The expression pattern of Foxa2 in the murine uterus. A) Localization of FOXA2 in the murine uterus. Eight-week-old female mice were killed. Portions of the uterus were fixed in 4% paraformaldehyde, and immunohistochemistry for FOXA2 was performed. Nuclei are lightly counterstained with hematoxylin. B) The expression pattern of Foxa2 by real-time RT-PCR in pseudopregnancy. Total RNA used for the RT-PCR assays was prepared from the pseudopregnant uteri. The expression level of Foxa2 was measured from Day 0.5 to Day 4.5 in the pseudopregnant uterus. C) The expression pattern of Foxa2 by E2 and P4 in the uterus. Total RNA used for the RT-PCR assays was prepared from wild-type mice that were treated with P4, E2, E2 plus P4, or vehicle (sesame oil) for 4, 24, and 48 h. The results represent the mean ± SEM of three independent RNA sets. **P < 0.01; ***P < 0.001.

FIG. 2.

Analysis of Foxa2 conditionally ablated in the murine uterus. The expression level of Foxa2 was measured in the uteri by real-time RT-PCR (A) and immunohistochemistry (B). Eight-week-old control and mutant mice were killed at Day 2.5. Total RNA used for the RT-PCR assays was prepared from the uteri. The results represent the mean ± SEM of three independent RNA sets. ***P < 0.001.

FIG. 3.

== Recorded information ==
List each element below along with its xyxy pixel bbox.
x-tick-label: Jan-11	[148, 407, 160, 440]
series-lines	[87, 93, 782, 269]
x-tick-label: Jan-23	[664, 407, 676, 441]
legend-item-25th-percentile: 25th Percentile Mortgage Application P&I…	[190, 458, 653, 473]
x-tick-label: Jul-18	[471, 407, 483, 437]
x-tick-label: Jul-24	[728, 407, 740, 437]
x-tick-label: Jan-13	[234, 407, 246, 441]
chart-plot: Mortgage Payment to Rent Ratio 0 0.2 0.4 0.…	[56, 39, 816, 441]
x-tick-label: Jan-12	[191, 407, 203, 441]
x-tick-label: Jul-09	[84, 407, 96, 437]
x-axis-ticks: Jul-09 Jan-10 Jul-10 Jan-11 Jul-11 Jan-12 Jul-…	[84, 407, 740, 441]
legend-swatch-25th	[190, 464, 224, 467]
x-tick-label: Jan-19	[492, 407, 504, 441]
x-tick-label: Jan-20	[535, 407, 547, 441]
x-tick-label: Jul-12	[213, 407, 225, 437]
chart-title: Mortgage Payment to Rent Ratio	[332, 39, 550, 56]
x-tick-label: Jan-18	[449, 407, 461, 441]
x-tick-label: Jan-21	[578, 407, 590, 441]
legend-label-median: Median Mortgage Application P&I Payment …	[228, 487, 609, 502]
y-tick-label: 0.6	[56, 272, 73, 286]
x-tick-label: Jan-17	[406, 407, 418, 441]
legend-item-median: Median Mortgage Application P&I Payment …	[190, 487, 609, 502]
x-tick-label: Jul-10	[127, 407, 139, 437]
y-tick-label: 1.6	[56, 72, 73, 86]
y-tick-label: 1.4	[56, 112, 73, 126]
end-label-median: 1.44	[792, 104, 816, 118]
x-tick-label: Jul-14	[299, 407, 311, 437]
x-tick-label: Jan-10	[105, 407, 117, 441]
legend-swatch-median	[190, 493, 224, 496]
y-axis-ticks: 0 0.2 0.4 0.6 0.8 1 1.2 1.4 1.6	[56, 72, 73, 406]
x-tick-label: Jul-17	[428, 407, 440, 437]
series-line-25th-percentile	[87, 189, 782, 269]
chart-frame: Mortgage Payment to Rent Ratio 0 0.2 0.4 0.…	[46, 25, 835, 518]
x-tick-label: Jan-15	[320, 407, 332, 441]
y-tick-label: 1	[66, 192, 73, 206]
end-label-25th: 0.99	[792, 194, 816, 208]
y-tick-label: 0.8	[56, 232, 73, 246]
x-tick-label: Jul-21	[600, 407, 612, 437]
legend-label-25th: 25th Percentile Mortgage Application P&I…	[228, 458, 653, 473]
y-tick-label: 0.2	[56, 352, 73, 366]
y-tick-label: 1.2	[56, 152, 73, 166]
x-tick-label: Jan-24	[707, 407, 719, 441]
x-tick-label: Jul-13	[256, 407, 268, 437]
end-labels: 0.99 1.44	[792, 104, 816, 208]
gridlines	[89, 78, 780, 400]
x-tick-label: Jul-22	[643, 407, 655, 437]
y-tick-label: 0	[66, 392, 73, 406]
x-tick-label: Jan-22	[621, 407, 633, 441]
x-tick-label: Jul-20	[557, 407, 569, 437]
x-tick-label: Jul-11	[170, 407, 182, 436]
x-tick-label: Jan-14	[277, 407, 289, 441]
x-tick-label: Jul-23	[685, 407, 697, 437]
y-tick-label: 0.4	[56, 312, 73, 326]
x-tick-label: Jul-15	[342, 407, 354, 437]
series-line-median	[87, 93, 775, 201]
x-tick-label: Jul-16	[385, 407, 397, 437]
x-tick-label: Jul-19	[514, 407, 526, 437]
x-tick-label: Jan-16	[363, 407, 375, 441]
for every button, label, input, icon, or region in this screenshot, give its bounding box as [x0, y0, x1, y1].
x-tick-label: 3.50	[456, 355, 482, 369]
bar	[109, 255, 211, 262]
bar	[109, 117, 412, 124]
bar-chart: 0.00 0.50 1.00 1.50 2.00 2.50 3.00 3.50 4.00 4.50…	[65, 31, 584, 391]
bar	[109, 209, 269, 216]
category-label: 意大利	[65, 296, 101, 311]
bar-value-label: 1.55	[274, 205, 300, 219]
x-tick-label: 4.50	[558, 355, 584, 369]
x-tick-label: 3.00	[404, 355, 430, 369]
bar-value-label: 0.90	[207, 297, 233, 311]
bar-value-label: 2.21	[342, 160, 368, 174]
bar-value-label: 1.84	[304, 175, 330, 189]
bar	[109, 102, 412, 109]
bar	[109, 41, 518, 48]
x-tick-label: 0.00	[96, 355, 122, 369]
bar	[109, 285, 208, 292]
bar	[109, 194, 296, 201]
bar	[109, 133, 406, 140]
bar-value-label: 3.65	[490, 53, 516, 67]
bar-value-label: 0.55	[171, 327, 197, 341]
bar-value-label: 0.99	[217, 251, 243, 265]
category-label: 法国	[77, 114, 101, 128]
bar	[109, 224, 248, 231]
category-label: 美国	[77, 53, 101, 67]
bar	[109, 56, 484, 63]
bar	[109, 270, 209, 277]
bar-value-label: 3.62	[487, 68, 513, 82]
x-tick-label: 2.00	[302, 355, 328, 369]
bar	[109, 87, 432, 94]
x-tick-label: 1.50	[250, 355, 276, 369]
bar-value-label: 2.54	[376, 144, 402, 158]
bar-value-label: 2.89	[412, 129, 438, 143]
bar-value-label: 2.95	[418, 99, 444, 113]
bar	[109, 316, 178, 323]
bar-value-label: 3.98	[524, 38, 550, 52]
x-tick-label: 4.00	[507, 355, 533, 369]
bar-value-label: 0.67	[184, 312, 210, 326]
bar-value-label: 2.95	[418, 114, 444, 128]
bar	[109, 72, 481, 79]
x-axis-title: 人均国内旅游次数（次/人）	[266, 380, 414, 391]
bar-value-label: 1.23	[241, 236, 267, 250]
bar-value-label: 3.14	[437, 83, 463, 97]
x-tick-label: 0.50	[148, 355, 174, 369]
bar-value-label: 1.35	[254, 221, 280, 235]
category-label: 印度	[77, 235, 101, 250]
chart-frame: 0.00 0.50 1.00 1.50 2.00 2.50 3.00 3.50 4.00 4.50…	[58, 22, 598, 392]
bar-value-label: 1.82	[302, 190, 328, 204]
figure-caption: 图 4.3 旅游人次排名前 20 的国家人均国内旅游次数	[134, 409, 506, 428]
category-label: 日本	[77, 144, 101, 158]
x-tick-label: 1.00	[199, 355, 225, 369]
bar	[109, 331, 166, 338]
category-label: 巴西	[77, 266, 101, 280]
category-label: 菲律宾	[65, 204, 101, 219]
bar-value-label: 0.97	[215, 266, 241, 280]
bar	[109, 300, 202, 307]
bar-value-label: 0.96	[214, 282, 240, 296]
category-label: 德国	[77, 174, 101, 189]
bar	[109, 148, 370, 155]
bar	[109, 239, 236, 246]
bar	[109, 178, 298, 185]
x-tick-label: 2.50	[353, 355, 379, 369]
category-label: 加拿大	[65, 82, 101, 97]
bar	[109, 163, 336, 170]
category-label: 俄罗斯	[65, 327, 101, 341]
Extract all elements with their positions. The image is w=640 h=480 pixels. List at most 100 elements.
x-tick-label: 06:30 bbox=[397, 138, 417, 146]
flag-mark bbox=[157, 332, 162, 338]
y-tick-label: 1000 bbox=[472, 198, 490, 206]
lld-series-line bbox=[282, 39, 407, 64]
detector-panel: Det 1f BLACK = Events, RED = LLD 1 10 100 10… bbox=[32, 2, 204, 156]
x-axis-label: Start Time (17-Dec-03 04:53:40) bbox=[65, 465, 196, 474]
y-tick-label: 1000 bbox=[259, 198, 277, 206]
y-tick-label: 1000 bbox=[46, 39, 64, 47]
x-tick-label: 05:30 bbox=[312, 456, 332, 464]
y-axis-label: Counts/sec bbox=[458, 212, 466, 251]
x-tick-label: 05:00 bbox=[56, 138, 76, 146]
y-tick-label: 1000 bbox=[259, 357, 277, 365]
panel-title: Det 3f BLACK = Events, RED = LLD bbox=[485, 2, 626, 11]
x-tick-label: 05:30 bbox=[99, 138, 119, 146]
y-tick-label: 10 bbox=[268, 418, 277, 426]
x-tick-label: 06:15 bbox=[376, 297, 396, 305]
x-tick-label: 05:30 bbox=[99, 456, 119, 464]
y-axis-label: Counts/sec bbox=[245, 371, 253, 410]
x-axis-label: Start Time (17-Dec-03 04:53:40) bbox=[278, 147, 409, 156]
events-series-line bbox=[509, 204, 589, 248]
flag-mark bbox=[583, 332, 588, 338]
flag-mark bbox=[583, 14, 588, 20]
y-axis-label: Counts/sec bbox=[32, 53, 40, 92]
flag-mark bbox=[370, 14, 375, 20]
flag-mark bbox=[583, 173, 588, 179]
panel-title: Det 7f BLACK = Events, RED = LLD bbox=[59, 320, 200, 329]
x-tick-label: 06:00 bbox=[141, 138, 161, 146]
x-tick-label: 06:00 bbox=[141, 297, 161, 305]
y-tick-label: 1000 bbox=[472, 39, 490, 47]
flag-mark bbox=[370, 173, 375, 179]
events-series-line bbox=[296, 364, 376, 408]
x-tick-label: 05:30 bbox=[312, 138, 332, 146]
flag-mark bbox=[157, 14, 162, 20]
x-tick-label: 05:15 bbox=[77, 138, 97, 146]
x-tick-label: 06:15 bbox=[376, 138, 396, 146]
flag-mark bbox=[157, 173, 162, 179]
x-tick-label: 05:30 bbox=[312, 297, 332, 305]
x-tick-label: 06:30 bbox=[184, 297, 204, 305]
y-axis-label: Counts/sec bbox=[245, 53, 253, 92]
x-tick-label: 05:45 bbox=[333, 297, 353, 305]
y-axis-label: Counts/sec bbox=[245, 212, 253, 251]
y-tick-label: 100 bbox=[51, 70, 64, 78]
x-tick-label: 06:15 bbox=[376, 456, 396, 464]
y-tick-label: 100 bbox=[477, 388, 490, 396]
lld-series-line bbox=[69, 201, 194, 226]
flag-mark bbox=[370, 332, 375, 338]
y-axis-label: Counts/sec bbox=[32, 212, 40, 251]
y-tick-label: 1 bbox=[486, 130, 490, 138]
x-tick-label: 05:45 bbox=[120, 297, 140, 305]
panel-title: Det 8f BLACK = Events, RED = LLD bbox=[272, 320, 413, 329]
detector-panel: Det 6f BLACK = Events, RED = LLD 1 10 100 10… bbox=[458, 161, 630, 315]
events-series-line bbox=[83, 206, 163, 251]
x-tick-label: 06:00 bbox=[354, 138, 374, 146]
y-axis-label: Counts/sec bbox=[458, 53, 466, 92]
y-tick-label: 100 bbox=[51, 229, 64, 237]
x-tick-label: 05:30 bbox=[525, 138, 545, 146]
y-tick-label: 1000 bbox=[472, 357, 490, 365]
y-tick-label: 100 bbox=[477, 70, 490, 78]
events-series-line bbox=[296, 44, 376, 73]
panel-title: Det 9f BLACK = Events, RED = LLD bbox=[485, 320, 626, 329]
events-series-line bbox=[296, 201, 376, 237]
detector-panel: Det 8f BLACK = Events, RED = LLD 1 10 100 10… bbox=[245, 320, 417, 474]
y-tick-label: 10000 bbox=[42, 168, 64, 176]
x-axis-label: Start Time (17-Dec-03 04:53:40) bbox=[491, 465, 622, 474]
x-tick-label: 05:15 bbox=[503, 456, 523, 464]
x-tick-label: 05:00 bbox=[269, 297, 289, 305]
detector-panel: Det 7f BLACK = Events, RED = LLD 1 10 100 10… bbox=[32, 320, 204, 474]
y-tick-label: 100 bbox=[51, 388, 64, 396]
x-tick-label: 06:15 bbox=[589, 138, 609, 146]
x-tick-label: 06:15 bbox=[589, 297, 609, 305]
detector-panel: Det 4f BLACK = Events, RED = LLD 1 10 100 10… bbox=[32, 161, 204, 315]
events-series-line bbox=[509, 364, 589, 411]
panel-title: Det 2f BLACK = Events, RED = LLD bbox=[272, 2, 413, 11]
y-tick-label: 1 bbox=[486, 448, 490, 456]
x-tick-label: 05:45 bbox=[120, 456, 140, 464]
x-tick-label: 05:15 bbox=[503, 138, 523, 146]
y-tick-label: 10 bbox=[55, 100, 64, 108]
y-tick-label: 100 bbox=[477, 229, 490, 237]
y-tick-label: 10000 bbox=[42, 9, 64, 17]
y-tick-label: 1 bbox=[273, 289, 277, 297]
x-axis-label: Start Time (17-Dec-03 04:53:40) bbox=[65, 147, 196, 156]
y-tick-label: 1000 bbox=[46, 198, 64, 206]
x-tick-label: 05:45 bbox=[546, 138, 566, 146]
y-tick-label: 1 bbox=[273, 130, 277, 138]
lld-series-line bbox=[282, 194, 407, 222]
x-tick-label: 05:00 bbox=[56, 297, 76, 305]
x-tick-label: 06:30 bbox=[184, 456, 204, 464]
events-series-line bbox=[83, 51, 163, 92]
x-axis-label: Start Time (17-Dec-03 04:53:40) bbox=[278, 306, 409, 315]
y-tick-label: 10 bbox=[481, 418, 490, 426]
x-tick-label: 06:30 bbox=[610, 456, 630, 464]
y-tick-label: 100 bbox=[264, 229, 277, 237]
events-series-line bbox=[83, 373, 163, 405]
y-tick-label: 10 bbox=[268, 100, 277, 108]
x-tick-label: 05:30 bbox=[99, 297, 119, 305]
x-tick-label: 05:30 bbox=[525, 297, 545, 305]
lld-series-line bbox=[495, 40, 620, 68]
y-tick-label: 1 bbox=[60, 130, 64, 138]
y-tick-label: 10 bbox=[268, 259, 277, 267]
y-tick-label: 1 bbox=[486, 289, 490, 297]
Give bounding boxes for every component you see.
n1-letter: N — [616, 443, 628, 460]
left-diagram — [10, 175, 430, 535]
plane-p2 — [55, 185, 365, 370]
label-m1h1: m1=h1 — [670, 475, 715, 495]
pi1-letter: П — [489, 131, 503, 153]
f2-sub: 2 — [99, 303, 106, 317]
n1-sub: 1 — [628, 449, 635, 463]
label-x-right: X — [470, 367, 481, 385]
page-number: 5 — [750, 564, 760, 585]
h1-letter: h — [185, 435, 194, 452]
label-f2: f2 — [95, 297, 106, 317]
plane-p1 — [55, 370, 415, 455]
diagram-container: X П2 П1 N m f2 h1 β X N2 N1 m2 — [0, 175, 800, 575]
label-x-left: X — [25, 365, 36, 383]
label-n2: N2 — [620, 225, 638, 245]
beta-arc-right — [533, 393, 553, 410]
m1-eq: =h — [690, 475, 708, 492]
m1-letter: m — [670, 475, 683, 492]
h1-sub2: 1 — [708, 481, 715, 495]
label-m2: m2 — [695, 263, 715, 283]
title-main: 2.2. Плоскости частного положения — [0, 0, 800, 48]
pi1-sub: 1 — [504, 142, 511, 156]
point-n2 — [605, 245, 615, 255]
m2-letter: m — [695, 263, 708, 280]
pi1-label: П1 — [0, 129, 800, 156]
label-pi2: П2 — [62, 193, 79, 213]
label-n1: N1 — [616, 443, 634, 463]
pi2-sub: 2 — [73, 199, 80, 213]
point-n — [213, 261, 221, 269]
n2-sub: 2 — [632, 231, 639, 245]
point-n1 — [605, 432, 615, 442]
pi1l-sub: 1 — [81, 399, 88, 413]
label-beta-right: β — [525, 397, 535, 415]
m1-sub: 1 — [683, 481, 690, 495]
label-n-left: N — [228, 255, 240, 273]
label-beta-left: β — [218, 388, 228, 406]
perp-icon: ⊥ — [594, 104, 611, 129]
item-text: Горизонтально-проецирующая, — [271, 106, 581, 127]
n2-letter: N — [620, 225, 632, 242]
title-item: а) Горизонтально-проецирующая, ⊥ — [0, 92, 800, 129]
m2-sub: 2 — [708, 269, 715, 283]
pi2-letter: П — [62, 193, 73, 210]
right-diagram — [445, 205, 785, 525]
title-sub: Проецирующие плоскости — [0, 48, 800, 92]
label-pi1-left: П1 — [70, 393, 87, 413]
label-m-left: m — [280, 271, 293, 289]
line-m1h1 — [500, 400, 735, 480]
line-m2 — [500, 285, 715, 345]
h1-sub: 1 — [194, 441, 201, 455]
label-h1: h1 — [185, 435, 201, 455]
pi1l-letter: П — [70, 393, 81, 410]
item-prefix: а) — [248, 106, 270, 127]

== Parts of the exercise ==
1. In the Foxa2 legends, rewrite the paragraph beginning "Analysis of Foxa2 conditionally ablated" as a short bulleted list that keeps its main facts.
2. Reproduce the part of the Foxa2 legends starting with "Analysis of Foxa2" and going on through "sets. ***P < 0.001.".

== Answers per task ==
1.
- Foxa2 expression in conditionally ablated mouse uteri was measured by real-time RT-PCR (A) and immunohistochemistry (B).
- Eight-week-old control and mutant mice were killed at Day 2.5.
- Total RNA for RT-PCR came from the uteri.
- Results are the mean ± SEM of three independent RNA sets; ***P < 0.001.

2.
Analysis of Foxa2 conditionally ablated in the murine uterus. The expression level of Foxa2 was measured in the uteri by real-time RT-PCR (A) and immunohistochemistry (B). Eight-week-old control and mutant mice were killed at Day 2.5. Total RNA used for the RT-PCR assays was prepared from the uteri. The results represent the mean ± SEM of three independent RNA sets. ***P < 0.001.